3-phase on-grid system, 28kWh battery

Here’s my latest project:

I have had my 10kWp east/west PV with a Huawei Sun2000 inverter for about a year now, and have now (nearly) completed it with an ESS that will have the whole house on the AC Out side, including the (cFos PowerBrain) EVSE. The transfer capacity of the MP-II 3000 fits nicely with the 32 Amps that are available.

3 MultiPlus-II 3000, 2 batteries with 16 EVE LF280K cells each, JK Inverter BMSes, and a modded Lynx Power In are the main components.

The positive side of each battery has a NH1 250A fuse, because that one actually is rated above the expected short circuit currents the LiFePOs can produce (there’s 125A Mega fuses on the Lynx for the MPs). The cells are compressed with springs, because then one can measure their compressed length and calculate the force; probably overkill, but springs are cheap and easy to integrate.

On the software side, my grid meter that is interfaced via AMS reader is integrated via MQTT (venus-os_dbus-mqtt-grid), as is the PV inverter (where I wrote a perl script to read the values via ModBus and export to MQTT and then read it with venus-os_dbus-mqtt-pv) and the EVCC service that manages my EVSE comes via dbus-evcc. The BMSes are interfaced via dbus-serialbattery and dbus-aggregate-batteries, VenusOS runs on a Pi 4 with a Waveshare isolated CAN/RS485 hat. A lot of data points are exported to graphite so I can monitor every detail in nice colorful grafana charts :slight_smile:

The fact that this all works not only makes me happy as an IT guy who attended an EE school decades ago, but is also a testament to the openness and flexibility of the Victron ecosystem.

All that needs to be done now is for the electrician to connect the AC side of things, and we’re done. (The system is currently experimentally connected to one MP on AC-In on a 10A circuit to allow me to configure and test things, and it’s already working pretty nicely).

PS: did you know you can cut your 70mm² cables easily and cleanly with a sharp axe and a big hammer, in case you forgot to order appropriate cable shears?
= = = = = = =
**WORK REQUIRED:**
According to the post about the 3-phase system with a 28kWh battery, why are the battery cells compressed with springs? Answer in one to three sentences.
= = = = = = =
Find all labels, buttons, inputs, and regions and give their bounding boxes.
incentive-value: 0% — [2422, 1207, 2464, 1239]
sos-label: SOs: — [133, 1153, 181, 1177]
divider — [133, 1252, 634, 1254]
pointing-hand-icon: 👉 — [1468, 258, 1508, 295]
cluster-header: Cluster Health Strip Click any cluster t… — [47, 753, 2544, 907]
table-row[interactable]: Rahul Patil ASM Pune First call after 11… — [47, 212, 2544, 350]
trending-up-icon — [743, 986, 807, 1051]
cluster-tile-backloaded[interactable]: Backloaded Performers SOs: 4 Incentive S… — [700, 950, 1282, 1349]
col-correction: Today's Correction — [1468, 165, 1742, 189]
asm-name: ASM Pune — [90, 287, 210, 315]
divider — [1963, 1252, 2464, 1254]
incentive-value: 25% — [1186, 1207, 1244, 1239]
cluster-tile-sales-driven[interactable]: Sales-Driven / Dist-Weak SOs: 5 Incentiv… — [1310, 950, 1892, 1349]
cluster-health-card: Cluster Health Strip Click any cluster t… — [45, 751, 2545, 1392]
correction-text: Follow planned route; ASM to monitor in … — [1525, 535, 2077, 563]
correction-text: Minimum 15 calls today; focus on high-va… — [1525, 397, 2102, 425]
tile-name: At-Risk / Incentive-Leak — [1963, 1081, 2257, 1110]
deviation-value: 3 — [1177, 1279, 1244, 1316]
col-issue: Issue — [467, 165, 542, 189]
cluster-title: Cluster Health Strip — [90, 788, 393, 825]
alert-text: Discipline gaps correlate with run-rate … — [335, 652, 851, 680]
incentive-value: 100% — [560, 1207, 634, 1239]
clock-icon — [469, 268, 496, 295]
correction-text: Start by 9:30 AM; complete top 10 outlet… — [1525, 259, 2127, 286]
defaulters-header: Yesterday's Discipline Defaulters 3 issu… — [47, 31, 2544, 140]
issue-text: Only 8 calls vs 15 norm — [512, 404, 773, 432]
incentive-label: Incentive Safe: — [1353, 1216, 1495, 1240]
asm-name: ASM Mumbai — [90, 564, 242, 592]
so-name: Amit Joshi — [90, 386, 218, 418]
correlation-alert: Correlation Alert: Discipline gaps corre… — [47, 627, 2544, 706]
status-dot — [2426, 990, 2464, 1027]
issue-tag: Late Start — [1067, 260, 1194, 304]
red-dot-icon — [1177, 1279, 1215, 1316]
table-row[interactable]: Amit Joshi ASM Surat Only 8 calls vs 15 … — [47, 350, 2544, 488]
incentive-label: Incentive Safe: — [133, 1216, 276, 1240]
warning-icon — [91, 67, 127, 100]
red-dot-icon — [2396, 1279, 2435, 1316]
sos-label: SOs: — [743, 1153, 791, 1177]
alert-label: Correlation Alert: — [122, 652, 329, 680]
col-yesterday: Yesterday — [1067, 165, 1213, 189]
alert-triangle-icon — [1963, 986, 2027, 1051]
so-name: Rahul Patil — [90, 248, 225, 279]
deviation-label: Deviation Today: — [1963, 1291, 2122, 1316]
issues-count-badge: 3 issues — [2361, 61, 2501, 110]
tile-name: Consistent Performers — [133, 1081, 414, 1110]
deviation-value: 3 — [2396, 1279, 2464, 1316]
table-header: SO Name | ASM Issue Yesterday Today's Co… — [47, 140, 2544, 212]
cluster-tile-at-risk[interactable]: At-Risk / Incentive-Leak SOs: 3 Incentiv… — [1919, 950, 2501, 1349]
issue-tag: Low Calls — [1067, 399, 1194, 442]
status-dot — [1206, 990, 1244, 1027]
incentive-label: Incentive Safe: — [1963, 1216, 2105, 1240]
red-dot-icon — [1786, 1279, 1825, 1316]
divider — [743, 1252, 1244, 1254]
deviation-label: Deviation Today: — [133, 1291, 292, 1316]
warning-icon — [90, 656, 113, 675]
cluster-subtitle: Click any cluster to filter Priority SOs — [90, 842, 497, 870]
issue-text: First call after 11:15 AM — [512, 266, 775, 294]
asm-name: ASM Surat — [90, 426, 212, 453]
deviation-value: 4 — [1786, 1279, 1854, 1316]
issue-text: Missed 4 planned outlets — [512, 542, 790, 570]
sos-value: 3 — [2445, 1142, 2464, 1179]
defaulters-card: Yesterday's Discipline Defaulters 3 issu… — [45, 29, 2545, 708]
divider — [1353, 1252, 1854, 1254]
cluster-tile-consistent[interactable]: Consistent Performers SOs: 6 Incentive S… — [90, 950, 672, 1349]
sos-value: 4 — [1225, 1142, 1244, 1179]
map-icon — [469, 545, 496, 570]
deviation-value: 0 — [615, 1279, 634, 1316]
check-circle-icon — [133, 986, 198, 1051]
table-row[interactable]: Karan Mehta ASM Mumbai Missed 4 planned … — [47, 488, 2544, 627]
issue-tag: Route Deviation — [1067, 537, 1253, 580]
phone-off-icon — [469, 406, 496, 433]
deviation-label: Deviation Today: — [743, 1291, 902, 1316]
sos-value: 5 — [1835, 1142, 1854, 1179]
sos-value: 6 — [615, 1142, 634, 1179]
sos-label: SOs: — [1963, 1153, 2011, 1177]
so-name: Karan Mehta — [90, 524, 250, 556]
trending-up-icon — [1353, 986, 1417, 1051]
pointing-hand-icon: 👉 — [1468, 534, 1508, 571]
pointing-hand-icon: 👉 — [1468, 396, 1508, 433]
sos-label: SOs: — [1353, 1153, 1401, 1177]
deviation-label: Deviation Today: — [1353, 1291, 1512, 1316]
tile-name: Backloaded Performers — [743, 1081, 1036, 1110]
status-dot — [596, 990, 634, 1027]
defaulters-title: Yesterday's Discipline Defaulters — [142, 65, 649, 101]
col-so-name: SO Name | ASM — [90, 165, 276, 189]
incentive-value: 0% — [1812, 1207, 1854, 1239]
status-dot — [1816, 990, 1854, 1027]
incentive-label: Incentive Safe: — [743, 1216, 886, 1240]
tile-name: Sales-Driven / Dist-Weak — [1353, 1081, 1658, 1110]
= = = = = = =
**ANSWER FOR THE TASK:**
The cells are compressed with springs because this makes it possible to measure their compressed length and calculate the force. The post also notes that springs are cheap and easy to integrate.